__Task description__. Return all of the data exactly as given.

__Supplied data__.

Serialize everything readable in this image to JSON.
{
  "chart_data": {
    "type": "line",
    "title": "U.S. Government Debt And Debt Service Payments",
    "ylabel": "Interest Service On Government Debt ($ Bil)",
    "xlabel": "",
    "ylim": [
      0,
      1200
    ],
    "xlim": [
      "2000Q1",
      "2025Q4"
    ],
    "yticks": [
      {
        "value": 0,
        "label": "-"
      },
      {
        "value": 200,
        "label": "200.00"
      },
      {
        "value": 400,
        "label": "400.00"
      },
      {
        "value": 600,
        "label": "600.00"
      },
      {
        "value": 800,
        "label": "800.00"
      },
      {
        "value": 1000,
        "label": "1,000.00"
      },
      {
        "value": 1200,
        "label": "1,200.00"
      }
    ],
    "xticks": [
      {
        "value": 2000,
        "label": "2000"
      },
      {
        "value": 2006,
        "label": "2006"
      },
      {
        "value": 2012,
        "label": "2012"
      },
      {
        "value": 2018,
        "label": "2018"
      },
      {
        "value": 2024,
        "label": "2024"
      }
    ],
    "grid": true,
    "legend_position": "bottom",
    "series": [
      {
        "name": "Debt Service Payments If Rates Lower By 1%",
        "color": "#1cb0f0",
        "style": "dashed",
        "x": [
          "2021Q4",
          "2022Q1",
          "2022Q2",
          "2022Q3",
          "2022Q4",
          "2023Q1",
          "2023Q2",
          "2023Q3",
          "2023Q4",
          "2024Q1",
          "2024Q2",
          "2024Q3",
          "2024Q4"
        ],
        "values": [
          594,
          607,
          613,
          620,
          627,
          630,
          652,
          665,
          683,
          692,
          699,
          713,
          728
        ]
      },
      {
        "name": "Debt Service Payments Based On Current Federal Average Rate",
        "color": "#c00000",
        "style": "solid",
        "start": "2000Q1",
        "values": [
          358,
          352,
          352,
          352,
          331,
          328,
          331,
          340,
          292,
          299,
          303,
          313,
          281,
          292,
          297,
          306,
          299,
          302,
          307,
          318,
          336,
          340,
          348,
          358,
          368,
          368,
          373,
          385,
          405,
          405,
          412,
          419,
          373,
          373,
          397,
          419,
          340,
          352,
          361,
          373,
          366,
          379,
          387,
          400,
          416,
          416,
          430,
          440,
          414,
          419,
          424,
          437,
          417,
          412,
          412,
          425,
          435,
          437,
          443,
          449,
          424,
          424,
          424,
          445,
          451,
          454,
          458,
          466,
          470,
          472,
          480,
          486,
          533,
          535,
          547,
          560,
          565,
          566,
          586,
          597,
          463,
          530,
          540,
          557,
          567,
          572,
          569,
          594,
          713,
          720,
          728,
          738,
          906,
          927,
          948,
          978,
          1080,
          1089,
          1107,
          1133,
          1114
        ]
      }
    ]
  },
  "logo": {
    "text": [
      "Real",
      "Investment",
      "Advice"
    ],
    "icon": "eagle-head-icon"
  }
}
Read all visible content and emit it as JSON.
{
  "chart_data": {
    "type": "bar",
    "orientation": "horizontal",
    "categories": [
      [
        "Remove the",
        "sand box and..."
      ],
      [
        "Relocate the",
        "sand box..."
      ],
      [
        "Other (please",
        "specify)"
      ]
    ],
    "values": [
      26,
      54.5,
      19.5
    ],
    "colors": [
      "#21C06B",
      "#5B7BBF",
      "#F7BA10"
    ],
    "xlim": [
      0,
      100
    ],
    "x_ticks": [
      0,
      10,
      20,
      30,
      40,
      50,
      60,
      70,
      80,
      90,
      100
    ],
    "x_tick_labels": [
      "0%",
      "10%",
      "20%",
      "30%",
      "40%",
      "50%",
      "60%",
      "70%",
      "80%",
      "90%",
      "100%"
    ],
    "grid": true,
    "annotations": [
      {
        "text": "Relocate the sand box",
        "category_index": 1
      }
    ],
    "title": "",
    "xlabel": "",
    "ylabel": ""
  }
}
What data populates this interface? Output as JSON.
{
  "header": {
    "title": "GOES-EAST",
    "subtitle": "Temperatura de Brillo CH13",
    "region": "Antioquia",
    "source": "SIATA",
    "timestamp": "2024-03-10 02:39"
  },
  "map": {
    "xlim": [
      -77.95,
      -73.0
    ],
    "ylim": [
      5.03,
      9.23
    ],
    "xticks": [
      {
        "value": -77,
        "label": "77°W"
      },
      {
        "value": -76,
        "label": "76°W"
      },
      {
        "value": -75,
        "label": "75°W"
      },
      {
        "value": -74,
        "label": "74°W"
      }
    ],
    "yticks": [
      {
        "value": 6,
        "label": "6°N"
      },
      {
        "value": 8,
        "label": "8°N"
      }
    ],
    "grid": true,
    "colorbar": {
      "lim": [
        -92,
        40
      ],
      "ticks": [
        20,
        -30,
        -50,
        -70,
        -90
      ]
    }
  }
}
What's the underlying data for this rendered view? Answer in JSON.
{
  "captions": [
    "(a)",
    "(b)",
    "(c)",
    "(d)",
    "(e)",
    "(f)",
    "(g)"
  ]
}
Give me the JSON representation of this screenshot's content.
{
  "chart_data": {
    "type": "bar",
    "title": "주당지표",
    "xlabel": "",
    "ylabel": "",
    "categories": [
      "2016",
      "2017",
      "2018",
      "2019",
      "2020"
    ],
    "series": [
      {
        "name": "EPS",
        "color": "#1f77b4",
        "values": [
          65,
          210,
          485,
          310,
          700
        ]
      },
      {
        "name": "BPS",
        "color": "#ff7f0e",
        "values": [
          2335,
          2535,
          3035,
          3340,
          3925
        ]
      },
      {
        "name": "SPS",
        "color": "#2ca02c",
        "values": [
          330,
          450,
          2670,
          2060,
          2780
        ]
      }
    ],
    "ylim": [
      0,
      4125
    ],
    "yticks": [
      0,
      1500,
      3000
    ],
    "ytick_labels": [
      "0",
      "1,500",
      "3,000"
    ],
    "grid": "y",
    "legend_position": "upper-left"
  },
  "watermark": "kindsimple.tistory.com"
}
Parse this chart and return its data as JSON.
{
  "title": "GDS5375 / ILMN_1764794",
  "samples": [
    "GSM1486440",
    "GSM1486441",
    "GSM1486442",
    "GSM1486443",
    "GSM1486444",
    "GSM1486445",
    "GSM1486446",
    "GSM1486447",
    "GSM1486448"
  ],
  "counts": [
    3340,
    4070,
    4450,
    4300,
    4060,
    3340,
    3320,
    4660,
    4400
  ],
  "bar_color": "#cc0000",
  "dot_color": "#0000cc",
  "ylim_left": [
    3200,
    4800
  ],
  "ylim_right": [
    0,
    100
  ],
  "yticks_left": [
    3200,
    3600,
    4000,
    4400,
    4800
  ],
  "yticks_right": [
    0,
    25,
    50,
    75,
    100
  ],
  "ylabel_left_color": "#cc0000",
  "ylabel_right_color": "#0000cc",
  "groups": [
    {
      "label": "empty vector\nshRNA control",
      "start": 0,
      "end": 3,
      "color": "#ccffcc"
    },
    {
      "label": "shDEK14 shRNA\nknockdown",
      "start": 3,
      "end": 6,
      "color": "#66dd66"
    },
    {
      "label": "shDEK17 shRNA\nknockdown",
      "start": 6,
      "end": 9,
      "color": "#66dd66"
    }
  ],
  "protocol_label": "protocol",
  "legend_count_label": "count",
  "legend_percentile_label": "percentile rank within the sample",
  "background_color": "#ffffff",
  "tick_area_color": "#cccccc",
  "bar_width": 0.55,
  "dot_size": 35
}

__Result for this task__.
Serialize everything readable in this image to JSON.
{
  "chart_data": {
    "type": "line",
    "title": "U.S. Government Debt And Debt Service Payments",
    "ylabel": "Interest Service On Government Debt ($ Bil)",
    "xlabel": "",
    "ylim": [
      0,
      1200
    ],
    "xlim": [
      "2000Q1",
      "2025Q4"
    ],
    "yticks": [
      {
        "value": 0,
        "label": "-"
      },
      {
        "value": 200,
        "label": "200.00"
      },
      {
        "value": 400,
        "label": "400.00"
      },
      {
        "value": 600,
        "label": "600.00"
      },
      {
        "value": 800,
        "label": "800.00"
      },
      {
        "value": 1000,
        "label": "1,000.00"
      },
      {
        "value": 1200,
        "label": "1,200.00"
      }
    ],
    "xticks": [
      {
        "value": 2000,
        "label": "2000"
      },
      {
        "value": 2006,
        "label": "2006"
      },
      {
        "value": 2012,
        "label": "2012"
      },
      {
        "value": 2018,
        "label": "2018"
      },
      {
        "value": 2024,
        "label": "2024"
      }
    ],
    "grid": true,
    "legend_position": "bottom",
    "series": [
      {
        "name": "Debt Service Payments If Rates Lower By 1%",
        "color": "#1cb0f0",
        "style": "dashed",
        "x": [
          "2021Q4",
          "2022Q1",
          "2022Q2",
          "2022Q3",
          "2022Q4",
          "2023Q1",
          "2023Q2",
          "2023Q3",
          "2023Q4",
          "2024Q1",
          "2024Q2",
          "2024Q3",
          "2024Q4"
        ],
        "values": [
          594,
          607,
          613,
          620,
          627,
          630,
          652,
          665,
          683,
          692,
          699,
          713,
          728
        ]
      },
      {
        "name": "Debt Service Payments Based On Current Federal Average Rate",
        "color": "#c00000",
        "style": "solid",
        "start": "2000Q1",
        "values": [
          358,
          352,
          352,
          352,
          331,
          328,
          331,
          340,
          292,
          299,
          303,
          313,
          281,
          292,
          297,
          306,
          299,
          302,
          307,
          318,
          336,
          340,
          348,
          358,
          368,
          368,
          373,
          385,
          405,
          405,
          412,
          419,
          373,
          373,
          397,
          419,
          340,
          352,
          361,
          373,
          366,
          379,
          387,
          400,
          416,
          416,
          430,
          440,
          414,
          419,
          424,
          437,
          417,
          412,
          412,
          425,
          435,
          437,
          443,
          449,
          424,
          424,
          424,
          445,
          451,
          454,
          458,
          466,
          470,
          472,
          480,
          486,
          533,
          535,
          547,
          560,
          565,
          566,
          586,
          597,
          463,
          530,
          540,
          557,
          567,
          572,
          569,
          594,
          713,
          720,
          728,
          738,
          906,
          927,
          948,
          978,
          1080,
          1089,
          1107,
          1133,
          1114
        ]
      }
    ]
  },
  "logo": {
    "text": [
      "Real",
      "Investment",
      "Advice"
    ],
    "icon": "eagle-head-icon"
  }
}
Read all visible content and emit it as JSON.
{
  "chart_data": {
    "type": "bar",
    "orientation": "horizontal",
    "categories": [
      [
        "Remove the",
        "sand box and..."
      ],
      [
        "Relocate the",
        "sand box..."
      ],
      [
        "Other (please",
        "specify)"
      ]
    ],
    "values": [
      26,
      54.5,
      19.5
    ],
    "colors": [
      "#21C06B",
      "#5B7BBF",
      "#F7BA10"
    ],
    "xlim": [
      0,
      100
    ],
    "x_ticks": [
      0,
      10,
      20,
      30,
      40,
      50,
      60,
      70,
      80,
      90,
      100
    ],
    "x_tick_labels": [
      "0%",
      "10%",
      "20%",
      "30%",
      "40%",
      "50%",
      "60%",
      "70%",
      "80%",
      "90%",
      "100%"
    ],
    "grid": true,
    "annotations": [
      {
        "text": "Relocate the sand box",
        "category_index": 1
      }
    ],
    "title": "",
    "xlabel": "",
    "ylabel": ""
  }
}
What data populates this interface? Output as JSON.
{
  "header": {
    "title": "GOES-EAST",
    "subtitle": "Temperatura de Brillo CH13",
    "region": "Antioquia",
    "source": "SIATA",
    "timestamp": "2024-03-10 02:39"
  },
  "map": {
    "xlim": [
      -77.95,
      -73.0
    ],
    "ylim": [
      5.03,
      9.23
    ],
    "xticks": [
      {
        "value": -77,
        "label": "77°W"
      },
      {
        "value": -76,
        "label": "76°W"
      },
      {
        "value": -75,
        "label": "75°W"
      },
      {
        "value": -74,
        "label": "74°W"
      }
    ],
    "yticks": [
      {
        "value": 6,
        "label": "6°N"
      },
      {
        "value": 8,
        "label": "8°N"
      }
    ],
    "grid": true,
    "colorbar": {
      "lim": [
        -92,
        40
      ],
      "ticks": [
        20,
        -30,
        -50,
        -70,
        -90
      ]
    }
  }
}
What's the underlying data for this rendered view? Answer in JSON.
{
  "captions": [
    "(a)",
    "(b)",
    "(c)",
    "(d)",
    "(e)",
    "(f)",
    "(g)"
  ]
}
Give me the JSON representation of this screenshot's content.
{
  "chart_data": {
    "type": "bar",
    "title": "주당지표",
    "xlabel": "",
    "ylabel": "",
    "categories": [
      "2016",
      "2017",
      "2018",
      "2019",
      "2020"
    ],
    "series": [
      {
        "name": "EPS",
        "color": "#1f77b4",
        "values": [
          65,
          210,
          485,
          310,
          700
        ]
      },
      {
        "name": "BPS",
        "color": "#ff7f0e",
        "values": [
          2335,
          2535,
          3035,
          3340,
          3925
        ]
      },
      {
        "name": "SPS",
        "color": "#2ca02c",
        "values": [
          330,
          450,
          2670,
          2060,
          2780
        ]
      }
    ],
    "ylim": [
      0,
      4125
    ],
    "yticks": [
      0,
      1500,
      3000
    ],
    "ytick_labels": [
      "0",
      "1,500",
      "3,000"
    ],
    "grid": "y",
    "legend_position": "upper-left"
  },
  "watermark": "kindsimple.tistory.com"
}
Parse this chart and return its data as JSON.
{
  "title": "GDS5375 / ILMN_1764794",
  "samples": [
    "GSM1486440",
    "GSM1486441",
    "GSM1486442",
    "GSM1486443",
    "GSM1486444",
    "GSM1486445",
    "GSM1486446",
    "GSM1486447",
    "GSM1486448"
  ],
  "counts": [
    3340,
    4070,
    4450,
    4300,
    4060,
    3340,
    3320,
    4660,
    4400
  ],
  "bar_color": "#cc0000",
  "dot_color": "#0000cc",
  "ylim_left": [
    3200,
    4800
  ],
  "ylim_right": [
    0,
    100
  ],
  "yticks_left": [
    3200,
    3600,
    4000,
    4400,
    4800
  ],
  "yticks_right": [
    0,
    25,
    50,
    75,
    100
  ],
  "ylabel_left_color": "#cc0000",
  "ylabel_right_color": "#0000cc",
  "groups": [
    {
      "label": "empty vector\nshRNA control",
      "start": 0,
      "end": 3,
      "color": "#ccffcc"
    },
    {
      "label": "shDEK14 shRNA\nknockdown",
      "start": 3,
      "end": 6,
      "color": "#66dd66"
    },
    {
      "label": "shDEK17 shRNA\nknockdown",
      "start": 6,
      "end": 9,
      "color": "#66dd66"
    }
  ],
  "protocol_label": "protocol",
  "legend_count_label": "count",
  "legend_percentile_label": "percentile rank within the sample",
  "background_color": "#ffffff",
  "tick_area_color": "#cccccc",
  "bar_width": 0.55,
  "dot_size": 35
}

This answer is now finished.